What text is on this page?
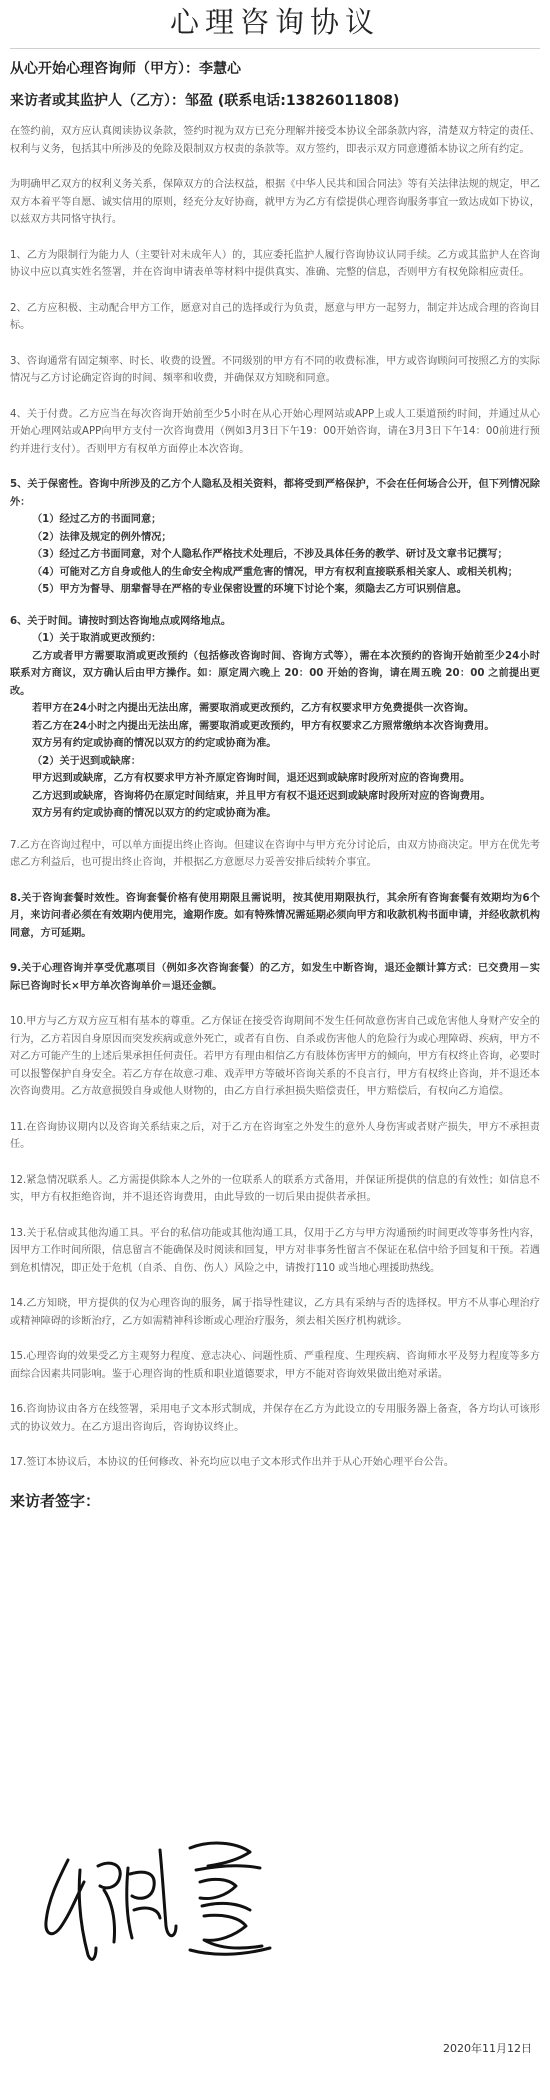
心理咨询协议
从心开始心理咨询师（甲方）：李慧心
来访者或其监护人（乙方）：邹盈 (联系电话:13826011808)

在签约前，双方应认真阅读协议条款，签约时视为双方已充分理解并接受本协议全部条款内容，清楚双方特定的责任、权利与义务，包括其中所涉及的免除及限制双方权责的条款等。双方签约，即表示双方同意遵循本协议之所有约定。

为明确甲乙双方的权利义务关系，保障双方的合法权益，根据《中华人民共和国合同法》等有关法律法规的规定，甲乙双方本着平等自愿、诚实信用的原则，经充分友好协商，就甲方为乙方有偿提供心理咨询服务事宜一致达成如下协议，以兹双方共同恪守执行。

1、乙方为限制行为能力人（主要针对未成年人）的，其应委托监护人履行咨询协议认同手续。乙方或其监护人在咨询协议中应以真实姓名签署，并在咨询申请表单等材料中提供真实、准确、完整的信息，否则甲方有权免除相应责任。

2、乙方应积极、主动配合甲方工作，愿意对自己的选择或行为负责，愿意与甲方一起努力，制定并达成合理的咨询目标。

3、咨询通常有固定频率、时长、收费的设置。不同级别的甲方有不同的收费标准，甲方或咨询顾问可按照乙方的实际情况与乙方讨论确定咨询的时间、频率和收费，并确保双方知晓和同意。

4、关于付费。乙方应当在每次咨询开始前至少5小时在从心开始心理网站或APP上或人工渠道预约时间，并通过从心开始心理网站或APP向甲方支付一次咨询费用（例如3月3日下午19：00开始咨询，请在3月3日下午14：00前进行预约并进行支付）。否则甲方有权单方面停止本次咨询。

5、关于保密性。咨询中所涉及的乙方个人隐私及相关资料，都将受到严格保护，不会在任何场合公开，但下列情况除外：

（1）经过乙方的书面同意；

（2）法律及规定的例外情况；

（3）经过乙方书面同意，对个人隐私作严格技术处理后，不涉及具体任务的教学、研讨及文章书记撰写；

（4）可能对乙方自身或他人的生命安全构成严重危害的情况，甲方有权利直接联系相关家人、或相关机构；

（5）甲方为督导、朋辈督导在严格的专业保密设置的环境下讨论个案，须隐去乙方可识别信息。

6、关于时间。请按时到达咨询地点或网络地点。

（1）关于取消或更改预约：

乙方或者甲方需要取消或更改预约（包括修改咨询时间、咨询方式等），需在本次预约的咨询开始前至少24小时联系对方商议，双方确认后由甲方操作。如：原定周六晚上 20：00 开始的咨询，请在周五晚 20：00 之前提出更改。

若甲方在24小时之内提出无法出席，需要取消或更改预约，乙方有权要求甲方免费提供一次咨询。

若乙方在24小时之内提出无法出席，需要取消或更改预约，甲方有权要求乙方照常缴纳本次咨询费用。

双方另有约定或协商的情况以双方的约定或协商为准。

（2）关于迟到或缺席：

甲方迟到或缺席，乙方有权要求甲方补齐原定咨询时间，退还迟到或缺席时段所对应的咨询费用。

乙方迟到或缺席，咨询将仍在原定时间结束，并且甲方有权不退还迟到或缺席时段所对应的咨询费用。

双方另有约定或协商的情况以双方的约定或协商为准。

7.乙方在咨询过程中，可以单方面提出终止咨询。但建议在咨询中与甲方充分讨论后，由双方协商决定。甲方在优先考虑乙方利益后，也可提出终止咨询，并根据乙方意愿尽力妥善安排后续转介事宜。

8.关于咨询套餐时效性。咨询套餐价格有使用期限且需说明，按其使用期限执行，其余所有咨询套餐有效期均为6个月，来访问者必须在有效期内使用完，逾期作废。如有特殊情况需延期必须向甲方和收款机构书面申请，并经收款机构同意，方可延期。

9.关于心理咨询并享受优惠项目（例如多次咨询套餐）的乙方，如发生中断咨询，退还金额计算方式：已交费用－实际已咨询时长×甲方单次咨询单价＝退还金额。

10.甲方与乙方双方应互相有基本的尊重。乙方保证在接受咨询期间不发生任何故意伤害自己或危害他人身财产安全的行为，乙方若因自身原因而突发疾病或意外死亡，或者有自伤、自杀或伤害他人的危险行为或心理障碍、疾病，甲方不对乙方可能产生的上述后果承担任何责任。若甲方有理由相信乙方有肢体伤害甲方的倾向，甲方有权终止咨询，必要时可以报警保护自身安全。若乙方存在故意刁难、戏弄甲方等破坏咨询关系的不良言行，甲方有权终止咨询，并不退还本次咨询费用。乙方故意损毁自身或他人财物的，由乙方自行承担损失赔偿责任，甲方赔偿后，有权向乙方追偿。

11.在咨询协议期内以及咨询关系结束之后，对于乙方在咨询室之外发生的意外人身伤害或者财产损失，甲方不承担责任。

12.紧急情况联系人。乙方需提供除本人之外的一位联系人的联系方式备用，并保证所提供的信息的有效性；如信息不实，甲方有权拒绝咨询，并不退还咨询费用，由此导致的一切后果由提供者承担。

13.关于私信或其他沟通工具。平台的私信功能或其他沟通工具，仅用于乙方与甲方沟通预约时间更改等事务性内容，因甲方工作时间所限，信息留言不能确保及时阅读和回复，甲方对非事务性留言不保证在私信中给予回复和干预。若遇到危机情况，即正处于危机（自杀、自伤、伤人）风险之中，请拨打110 或当地心理援助热线。

14.乙方知晓，甲方提供的仅为心理咨询的服务，属于指导性建议，乙方具有采纳与否的选择权。甲方不从事心理治疗或精神障碍的诊断治疗，乙方如需精神科诊断或心理治疗服务，须去相关医疗机构就诊。

15.心理咨询的效果受乙方主观努力程度、意志决心、问题性质、严重程度、生理疾病、咨询师水平及努力程度等多方面综合因素共同影响。鉴于心理咨询的性质和职业道德要求，甲方不能对咨询效果做出绝对承诺。

16.咨询协议由各方在线签署，采用电子文本形式制成，并保存在乙方为此设立的专用服务器上备查，各方均认可该形式的协议效力。在乙方退出咨询后，咨询协议终止。

17.签订本协议后，本协议的任何修改、补充均应以电子文本形式作出并于从心开始心理平台公告。

来访者签字：
2020年11月12日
● ● ● ●
* SET TASK: Return the entries unchanged, save for the pictures, which do not belong in the copy.

* TASK RESULT:
What text is on this page?
心理咨询协议
从心开始心理咨询师（甲方）：李慧心
来访者或其监护人（乙方）：邹盈 (联系电话:13826011808)

在签约前，双方应认真阅读协议条款，签约时视为双方已充分理解并接受本协议全部条款内容，清楚双方特定的责任、权利与义务，包括其中所涉及的免除及限制双方权责的条款等。双方签约，即表示双方同意遵循本协议之所有约定。

为明确甲乙双方的权利义务关系，保障双方的合法权益，根据《中华人民共和国合同法》等有关法律法规的规定，甲乙双方本着平等自愿、诚实信用的原则，经充分友好协商，就甲方为乙方有偿提供心理咨询服务事宜一致达成如下协议，以兹双方共同恪守执行。

1、乙方为限制行为能力人（主要针对未成年人）的，其应委托监护人履行咨询协议认同手续。乙方或其监护人在咨询协议中应以真实姓名签署，并在咨询申请表单等材料中提供真实、准确、完整的信息，否则甲方有权免除相应责任。

2、乙方应积极、主动配合甲方工作，愿意对自己的选择或行为负责，愿意与甲方一起努力，制定并达成合理的咨询目标。

3、咨询通常有固定频率、时长、收费的设置。不同级别的甲方有不同的收费标准，甲方或咨询顾问可按照乙方的实际情况与乙方讨论确定咨询的时间、频率和收费，并确保双方知晓和同意。

4、关于付费。乙方应当在每次咨询开始前至少5小时在从心开始心理网站或APP上或人工渠道预约时间，并通过从心开始心理网站或APP向甲方支付一次咨询费用（例如3月3日下午19：00开始咨询，请在3月3日下午14：00前进行预约并进行支付）。否则甲方有权单方面停止本次咨询。

5、关于保密性。咨询中所涉及的乙方个人隐私及相关资料，都将受到严格保护，不会在任何场合公开，但下列情况除外：

（1）经过乙方的书面同意；

（2）法律及规定的例外情况；

（3）经过乙方书面同意，对个人隐私作严格技术处理后，不涉及具体任务的教学、研讨及文章书记撰写；

（4）可能对乙方自身或他人的生命安全构成严重危害的情况，甲方有权利直接联系相关家人、或相关机构；

（5）甲方为督导、朋辈督导在严格的专业保密设置的环境下讨论个案，须隐去乙方可识别信息。

6、关于时间。请按时到达咨询地点或网络地点。

（1）关于取消或更改预约：

乙方或者甲方需要取消或更改预约（包括修改咨询时间、咨询方式等），需在本次预约的咨询开始前至少24小时联系对方商议，双方确认后由甲方操作。如：原定周六晚上 20：00 开始的咨询，请在周五晚 20：00 之前提出更改。

若甲方在24小时之内提出无法出席，需要取消或更改预约，乙方有权要求甲方免费提供一次咨询。

若乙方在24小时之内提出无法出席，需要取消或更改预约，甲方有权要求乙方照常缴纳本次咨询费用。

双方另有约定或协商的情况以双方的约定或协商为准。

（2）关于迟到或缺席：

甲方迟到或缺席，乙方有权要求甲方补齐原定咨询时间，退还迟到或缺席时段所对应的咨询费用。

乙方迟到或缺席，咨询将仍在原定时间结束，并且甲方有权不退还迟到或缺席时段所对应的咨询费用。

双方另有约定或协商的情况以双方的约定或协商为准。

7.乙方在咨询过程中，可以单方面提出终止咨询。但建议在咨询中与甲方充分讨论后，由双方协商决定。甲方在优先考虑乙方利益后，也可提出终止咨询，并根据乙方意愿尽力妥善安排后续转介事宜。

8.关于咨询套餐时效性。咨询套餐价格有使用期限且需说明，按其使用期限执行，其余所有咨询套餐有效期均为6个月，来访问者必须在有效期内使用完，逾期作废。如有特殊情况需延期必须向甲方和收款机构书面申请，并经收款机构同意，方可延期。

9.关于心理咨询并享受优惠项目（例如多次咨询套餐）的乙方，如发生中断咨询，退还金额计算方式：已交费用－实际已咨询时长×甲方单次咨询单价＝退还金额。

10.甲方与乙方双方应互相有基本的尊重。乙方保证在接受咨询期间不发生任何故意伤害自己或危害他人身财产安全的行为，乙方若因自身原因而突发疾病或意外死亡，或者有自伤、自杀或伤害他人的危险行为或心理障碍、疾病，甲方不对乙方可能产生的上述后果承担任何责任。若甲方有理由相信乙方有肢体伤害甲方的倾向，甲方有权终止咨询，必要时可以报警保护自身安全。若乙方存在故意刁难、戏弄甲方等破坏咨询关系的不良言行，甲方有权终止咨询，并不退还本次咨询费用。乙方故意损毁自身或他人财物的，由乙方自行承担损失赔偿责任，甲方赔偿后，有权向乙方追偿。

11.在咨询协议期内以及咨询关系结束之后，对于乙方在咨询室之外发生的意外人身伤害或者财产损失，甲方不承担责任。

12.紧急情况联系人。乙方需提供除本人之外的一位联系人的联系方式备用，并保证所提供的信息的有效性；如信息不实，甲方有权拒绝咨询，并不退还咨询费用，由此导致的一切后果由提供者承担。

13.关于私信或其他沟通工具。平台的私信功能或其他沟通工具，仅用于乙方与甲方沟通预约时间更改等事务性内容，因甲方工作时间所限，信息留言不能确保及时阅读和回复，甲方对非事务性留言不保证在私信中给予回复和干预。若遇到危机情况，即正处于危机（自杀、自伤、伤人）风险之中，请拨打110 或当地心理援助热线。

14.乙方知晓，甲方提供的仅为心理咨询的服务，属于指导性建议，乙方具有采纳与否的选择权。甲方不从事心理治疗或精神障碍的诊断治疗，乙方如需精神科诊断或心理治疗服务，须去相关医疗机构就诊。

15.心理咨询的效果受乙方主观努力程度、意志决心、问题性质、严重程度、生理疾病、咨询师水平及努力程度等多方面综合因素共同影响。鉴于心理咨询的性质和职业道德要求，甲方不能对咨询效果做出绝对承诺。

16.咨询协议由各方在线签署，采用电子文本形式制成，并保存在乙方为此设立的专用服务器上备查，各方均认可该形式的协议效力。在乙方退出咨询后，咨询协议终止。

17.签订本协议后，本协议的任何修改、补充均应以电子文本形式作出并于从心开始心理平台公告。

来访者签字：
2020年11月12日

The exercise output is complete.